*Aim of the exercise:*
Reproduce every line of the material below, but drop the pictures.

*Data provided:*
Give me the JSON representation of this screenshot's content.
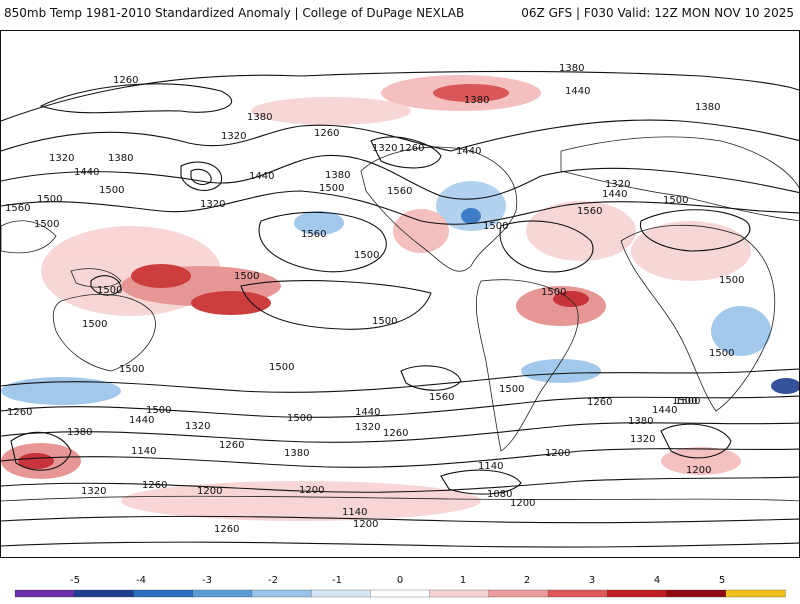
{
  "header": {
    "title_left": "850mb Temp 1981-2010 Standardized Anomaly | College of DuPage NEXLAB",
    "title_right": "06Z GFS | F030 Valid: 12Z MON NOV 10 2025"
  },
  "contour_labels": [
    "1260",
    "1380",
    "1440",
    "1380",
    "1380",
    "1320",
    "1260",
    "1380",
    "1320",
    "1260",
    "1440",
    "1320",
    "1380",
    "1440",
    "1500",
    "1440",
    "1380",
    "1500",
    "1560",
    "1560",
    "1500",
    "1440",
    "1500",
    "1500",
    "1320",
    "1320",
    "1500",
    "1560",
    "1500",
    "1500",
    "1560",
    "1500",
    "1500",
    "1500",
    "1500",
    "1500",
    "1500",
    "1500",
    "1500",
    "1500",
    "1560",
    "1500",
    "1500",
    "1500",
    "1260",
    "1440",
    "1380",
    "1320",
    "1260",
    "1440",
    "1320",
    "1260",
    "1380",
    "1140",
    "1200",
    "1260",
    "1320",
    "1260",
    "1200",
    "1380",
    "1320",
    "1440",
    "1500",
    "1200",
    "1140",
    "1080",
    "1200",
    "1140",
    "1200",
    "1260",
    "1200"
  ],
  "colorbar": {
    "ticks": [
      "-5",
      "-4",
      "-3",
      "-2",
      "-1",
      "0",
      "1",
      "2",
      "3",
      "4",
      "5"
    ],
    "colors": [
      "#6b2fa8",
      "#1f3f8f",
      "#2b6fc2",
      "#5a9bd8",
      "#98c3ea",
      "#d6e7f6",
      "#ffffff",
      "#f7d2d2",
      "#ec9c9c",
      "#dd5a5a",
      "#c01e24",
      "#8e0a10",
      "#f2c21a"
    ]
  }
}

*Answer in full:*
Give me the JSON representation of this screenshot's content.
{
  "header": {
    "title_left": "850mb Temp 1981-2010 Standardized Anomaly | College of DuPage NEXLAB",
    "title_right": "06Z GFS | F030 Valid: 12Z MON NOV 10 2025"
  },
  "contour_labels": [
    "1260",
    "1380",
    "1440",
    "1380",
    "1380",
    "1320",
    "1260",
    "1380",
    "1320",
    "1260",
    "1440",
    "1320",
    "1380",
    "1440",
    "1500",
    "1440",
    "1380",
    "1500",
    "1560",
    "1560",
    "1500",
    "1440",
    "1500",
    "1500",
    "1320",
    "1320",
    "1500",
    "1560",
    "1500",
    "1500",
    "1560",
    "1500",
    "1500",
    "1500",
    "1500",
    "1500",
    "1500",
    "1500",
    "1500",
    "1500",
    "1560",
    "1500",
    "1500",
    "1500",
    "1260",
    "1440",
    "1380",
    "1320",
    "1260",
    "1440",
    "1320",
    "1260",
    "1380",
    "1140",
    "1200",
    "1260",
    "1320",
    "1260",
    "1200",
    "1380",
    "1320",
    "1440",
    "1500",
    "1200",
    "1140",
    "1080",
    "1200",
    "1140",
    "1200",
    "1260",
    "1200"
  ],
  "colorbar": {
    "ticks": [
      "-5",
      "-4",
      "-3",
      "-2",
      "-1",
      "0",
      "1",
      "2",
      "3",
      "4",
      "5"
    ],
    "colors": [
      "#6b2fa8",
      "#1f3f8f",
      "#2b6fc2",
      "#5a9bd8",
      "#98c3ea",
      "#d6e7f6",
      "#ffffff",
      "#f7d2d2",
      "#ec9c9c",
      "#dd5a5a",
      "#c01e24",
      "#8e0a10",
      "#f2c21a"
    ]
  }
}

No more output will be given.